# START OF EXTRACTED ENTRIES
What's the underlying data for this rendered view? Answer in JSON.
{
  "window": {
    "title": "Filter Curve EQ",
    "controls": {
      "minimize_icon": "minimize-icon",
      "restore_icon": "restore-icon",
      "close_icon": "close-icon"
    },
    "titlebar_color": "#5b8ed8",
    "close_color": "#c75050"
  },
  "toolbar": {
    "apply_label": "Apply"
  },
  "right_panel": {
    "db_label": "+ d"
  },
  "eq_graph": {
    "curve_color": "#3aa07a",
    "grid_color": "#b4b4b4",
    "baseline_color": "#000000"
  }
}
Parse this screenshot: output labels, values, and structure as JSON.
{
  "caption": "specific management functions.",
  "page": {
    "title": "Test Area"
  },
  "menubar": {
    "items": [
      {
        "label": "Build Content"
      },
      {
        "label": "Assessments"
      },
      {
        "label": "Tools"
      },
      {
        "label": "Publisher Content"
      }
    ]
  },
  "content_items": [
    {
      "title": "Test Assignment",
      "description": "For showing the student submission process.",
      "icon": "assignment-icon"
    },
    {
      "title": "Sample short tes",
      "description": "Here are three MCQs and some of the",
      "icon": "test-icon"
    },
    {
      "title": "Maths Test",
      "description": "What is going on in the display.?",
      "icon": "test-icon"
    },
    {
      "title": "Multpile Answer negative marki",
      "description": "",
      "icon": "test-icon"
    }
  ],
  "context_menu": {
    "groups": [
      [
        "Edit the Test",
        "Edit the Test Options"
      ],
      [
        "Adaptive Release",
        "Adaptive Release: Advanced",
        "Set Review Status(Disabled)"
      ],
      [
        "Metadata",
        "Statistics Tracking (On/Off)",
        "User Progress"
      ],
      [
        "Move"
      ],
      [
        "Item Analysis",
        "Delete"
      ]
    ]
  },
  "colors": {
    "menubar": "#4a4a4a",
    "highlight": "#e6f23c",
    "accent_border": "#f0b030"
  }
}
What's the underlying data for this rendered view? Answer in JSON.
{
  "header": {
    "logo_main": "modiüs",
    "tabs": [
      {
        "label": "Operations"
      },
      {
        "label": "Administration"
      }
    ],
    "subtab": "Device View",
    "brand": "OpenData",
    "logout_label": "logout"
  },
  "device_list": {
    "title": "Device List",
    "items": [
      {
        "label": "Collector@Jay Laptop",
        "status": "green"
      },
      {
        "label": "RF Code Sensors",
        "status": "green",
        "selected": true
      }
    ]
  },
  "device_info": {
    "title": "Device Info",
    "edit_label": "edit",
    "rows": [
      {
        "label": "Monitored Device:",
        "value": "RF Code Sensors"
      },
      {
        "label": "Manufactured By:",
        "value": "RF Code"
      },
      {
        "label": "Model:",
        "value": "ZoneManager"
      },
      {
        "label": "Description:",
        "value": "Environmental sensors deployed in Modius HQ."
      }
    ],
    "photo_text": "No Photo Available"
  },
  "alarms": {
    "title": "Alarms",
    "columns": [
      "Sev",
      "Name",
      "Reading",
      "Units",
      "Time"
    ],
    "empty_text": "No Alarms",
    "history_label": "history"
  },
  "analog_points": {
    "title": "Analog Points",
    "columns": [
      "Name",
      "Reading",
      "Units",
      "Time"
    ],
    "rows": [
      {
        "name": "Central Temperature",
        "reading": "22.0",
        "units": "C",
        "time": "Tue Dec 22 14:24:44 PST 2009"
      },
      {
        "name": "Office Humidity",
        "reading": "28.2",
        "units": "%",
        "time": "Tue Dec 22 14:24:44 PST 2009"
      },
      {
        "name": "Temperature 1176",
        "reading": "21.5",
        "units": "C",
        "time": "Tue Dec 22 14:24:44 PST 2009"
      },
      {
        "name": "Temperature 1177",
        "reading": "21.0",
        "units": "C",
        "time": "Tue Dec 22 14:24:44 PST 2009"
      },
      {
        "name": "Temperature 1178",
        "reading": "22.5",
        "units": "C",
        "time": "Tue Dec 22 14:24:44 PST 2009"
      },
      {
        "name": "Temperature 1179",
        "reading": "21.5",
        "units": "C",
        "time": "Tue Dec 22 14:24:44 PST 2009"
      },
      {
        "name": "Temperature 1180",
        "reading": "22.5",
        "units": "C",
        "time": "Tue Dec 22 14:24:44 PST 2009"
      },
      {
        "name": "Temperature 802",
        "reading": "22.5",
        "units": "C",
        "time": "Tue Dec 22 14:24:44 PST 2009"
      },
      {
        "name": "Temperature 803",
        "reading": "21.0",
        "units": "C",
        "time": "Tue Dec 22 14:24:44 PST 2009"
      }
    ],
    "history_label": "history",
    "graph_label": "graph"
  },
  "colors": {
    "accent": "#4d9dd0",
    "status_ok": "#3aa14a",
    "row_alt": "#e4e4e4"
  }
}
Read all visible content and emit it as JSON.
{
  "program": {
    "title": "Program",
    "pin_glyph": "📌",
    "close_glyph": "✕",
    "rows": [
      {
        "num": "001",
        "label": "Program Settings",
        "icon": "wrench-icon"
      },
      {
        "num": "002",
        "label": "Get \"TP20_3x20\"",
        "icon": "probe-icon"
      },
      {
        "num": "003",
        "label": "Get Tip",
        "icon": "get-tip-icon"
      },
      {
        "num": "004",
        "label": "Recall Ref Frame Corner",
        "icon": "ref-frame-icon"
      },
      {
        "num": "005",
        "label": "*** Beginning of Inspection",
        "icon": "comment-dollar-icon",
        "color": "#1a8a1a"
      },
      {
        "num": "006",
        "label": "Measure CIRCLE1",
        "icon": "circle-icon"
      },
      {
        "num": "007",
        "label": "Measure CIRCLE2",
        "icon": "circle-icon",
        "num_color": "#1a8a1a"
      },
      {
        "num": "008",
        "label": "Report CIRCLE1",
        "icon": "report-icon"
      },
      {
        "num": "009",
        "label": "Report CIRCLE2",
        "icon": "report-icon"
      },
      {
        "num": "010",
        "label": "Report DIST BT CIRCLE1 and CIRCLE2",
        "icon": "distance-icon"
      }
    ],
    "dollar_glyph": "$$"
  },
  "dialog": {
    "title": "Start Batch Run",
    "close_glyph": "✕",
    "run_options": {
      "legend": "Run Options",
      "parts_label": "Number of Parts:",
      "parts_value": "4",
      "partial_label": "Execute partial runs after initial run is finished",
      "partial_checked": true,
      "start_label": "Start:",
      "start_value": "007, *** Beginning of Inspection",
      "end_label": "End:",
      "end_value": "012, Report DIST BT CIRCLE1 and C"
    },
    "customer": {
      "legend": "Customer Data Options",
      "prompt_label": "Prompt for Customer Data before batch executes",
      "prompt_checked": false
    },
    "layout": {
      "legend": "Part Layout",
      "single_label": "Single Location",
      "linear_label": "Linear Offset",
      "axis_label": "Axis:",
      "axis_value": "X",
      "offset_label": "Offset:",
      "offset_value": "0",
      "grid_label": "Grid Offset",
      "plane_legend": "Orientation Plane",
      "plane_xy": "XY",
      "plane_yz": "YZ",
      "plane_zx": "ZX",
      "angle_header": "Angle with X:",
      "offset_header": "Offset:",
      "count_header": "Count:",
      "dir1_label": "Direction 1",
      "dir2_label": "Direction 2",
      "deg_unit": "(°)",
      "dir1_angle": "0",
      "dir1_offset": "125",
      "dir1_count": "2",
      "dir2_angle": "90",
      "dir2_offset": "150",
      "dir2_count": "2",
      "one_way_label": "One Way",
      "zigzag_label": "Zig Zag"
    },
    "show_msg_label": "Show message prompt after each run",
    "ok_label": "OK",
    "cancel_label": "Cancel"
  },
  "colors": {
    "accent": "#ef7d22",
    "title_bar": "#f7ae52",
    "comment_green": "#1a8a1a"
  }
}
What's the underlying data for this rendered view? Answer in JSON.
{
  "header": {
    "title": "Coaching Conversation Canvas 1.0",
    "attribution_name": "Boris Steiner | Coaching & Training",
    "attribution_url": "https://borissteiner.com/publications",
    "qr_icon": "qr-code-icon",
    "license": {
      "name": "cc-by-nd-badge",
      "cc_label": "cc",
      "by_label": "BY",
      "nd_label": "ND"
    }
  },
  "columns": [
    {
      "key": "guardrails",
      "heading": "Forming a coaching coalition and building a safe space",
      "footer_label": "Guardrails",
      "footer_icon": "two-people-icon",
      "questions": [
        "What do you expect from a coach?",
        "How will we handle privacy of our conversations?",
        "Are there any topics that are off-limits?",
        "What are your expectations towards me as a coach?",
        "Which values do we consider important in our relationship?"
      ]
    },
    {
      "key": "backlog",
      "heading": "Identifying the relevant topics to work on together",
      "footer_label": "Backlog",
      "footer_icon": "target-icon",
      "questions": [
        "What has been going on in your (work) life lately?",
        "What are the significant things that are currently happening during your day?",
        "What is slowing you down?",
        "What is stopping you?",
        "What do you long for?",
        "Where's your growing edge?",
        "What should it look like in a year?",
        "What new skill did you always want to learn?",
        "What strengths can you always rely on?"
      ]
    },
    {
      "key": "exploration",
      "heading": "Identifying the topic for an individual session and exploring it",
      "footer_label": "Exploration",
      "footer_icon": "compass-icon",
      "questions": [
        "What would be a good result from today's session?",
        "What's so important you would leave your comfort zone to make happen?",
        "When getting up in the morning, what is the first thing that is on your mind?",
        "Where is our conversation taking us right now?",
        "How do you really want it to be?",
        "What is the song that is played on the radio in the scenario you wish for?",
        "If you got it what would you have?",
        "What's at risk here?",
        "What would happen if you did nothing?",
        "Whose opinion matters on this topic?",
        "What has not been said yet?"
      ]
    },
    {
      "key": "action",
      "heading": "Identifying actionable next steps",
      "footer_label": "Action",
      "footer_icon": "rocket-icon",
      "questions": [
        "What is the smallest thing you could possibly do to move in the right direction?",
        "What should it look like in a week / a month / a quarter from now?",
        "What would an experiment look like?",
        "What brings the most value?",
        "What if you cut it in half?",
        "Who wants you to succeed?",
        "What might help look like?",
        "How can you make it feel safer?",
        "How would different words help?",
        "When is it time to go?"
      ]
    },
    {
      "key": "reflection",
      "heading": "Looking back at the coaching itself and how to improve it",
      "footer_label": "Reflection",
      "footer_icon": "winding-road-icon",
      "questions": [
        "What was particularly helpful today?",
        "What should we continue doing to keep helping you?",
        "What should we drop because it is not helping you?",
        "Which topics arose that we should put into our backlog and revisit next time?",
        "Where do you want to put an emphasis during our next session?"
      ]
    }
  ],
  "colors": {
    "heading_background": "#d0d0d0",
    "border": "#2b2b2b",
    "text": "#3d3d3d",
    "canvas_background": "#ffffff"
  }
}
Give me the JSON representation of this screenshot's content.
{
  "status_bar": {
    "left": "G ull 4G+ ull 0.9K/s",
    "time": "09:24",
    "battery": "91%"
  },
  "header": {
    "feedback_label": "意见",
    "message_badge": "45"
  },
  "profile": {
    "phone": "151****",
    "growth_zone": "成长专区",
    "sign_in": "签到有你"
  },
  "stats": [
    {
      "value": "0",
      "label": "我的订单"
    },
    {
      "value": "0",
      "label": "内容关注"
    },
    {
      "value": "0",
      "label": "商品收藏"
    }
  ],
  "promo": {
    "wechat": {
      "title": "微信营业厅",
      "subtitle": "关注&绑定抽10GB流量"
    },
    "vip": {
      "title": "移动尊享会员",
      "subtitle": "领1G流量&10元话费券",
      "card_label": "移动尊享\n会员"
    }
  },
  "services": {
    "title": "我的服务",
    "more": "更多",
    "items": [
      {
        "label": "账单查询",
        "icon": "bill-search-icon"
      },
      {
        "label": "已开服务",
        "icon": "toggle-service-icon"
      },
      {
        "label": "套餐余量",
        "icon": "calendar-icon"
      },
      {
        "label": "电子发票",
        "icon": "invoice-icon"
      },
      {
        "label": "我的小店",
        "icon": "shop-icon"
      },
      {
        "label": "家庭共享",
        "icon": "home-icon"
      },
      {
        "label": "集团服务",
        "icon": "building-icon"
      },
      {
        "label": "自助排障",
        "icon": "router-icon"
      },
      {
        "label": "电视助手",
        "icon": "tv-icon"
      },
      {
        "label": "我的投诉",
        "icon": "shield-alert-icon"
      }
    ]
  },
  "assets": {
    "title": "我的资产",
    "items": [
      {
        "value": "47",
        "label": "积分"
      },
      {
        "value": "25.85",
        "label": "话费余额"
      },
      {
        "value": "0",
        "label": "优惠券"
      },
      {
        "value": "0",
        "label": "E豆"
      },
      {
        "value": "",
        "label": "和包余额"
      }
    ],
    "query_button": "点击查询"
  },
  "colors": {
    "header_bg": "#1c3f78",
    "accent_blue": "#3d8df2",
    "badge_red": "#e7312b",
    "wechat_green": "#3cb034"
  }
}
# END OF EXTRACTED ENTRIES
Identify and copy lines that hold the string "Identifying".

- _SOLUTION TO THE EXERCISE_:
      "heading": "Identifying the relevant topics to work on together",
      "heading": "Identifying the topic for an individual session and exploring it",
      "heading": "Identifying actionable next steps",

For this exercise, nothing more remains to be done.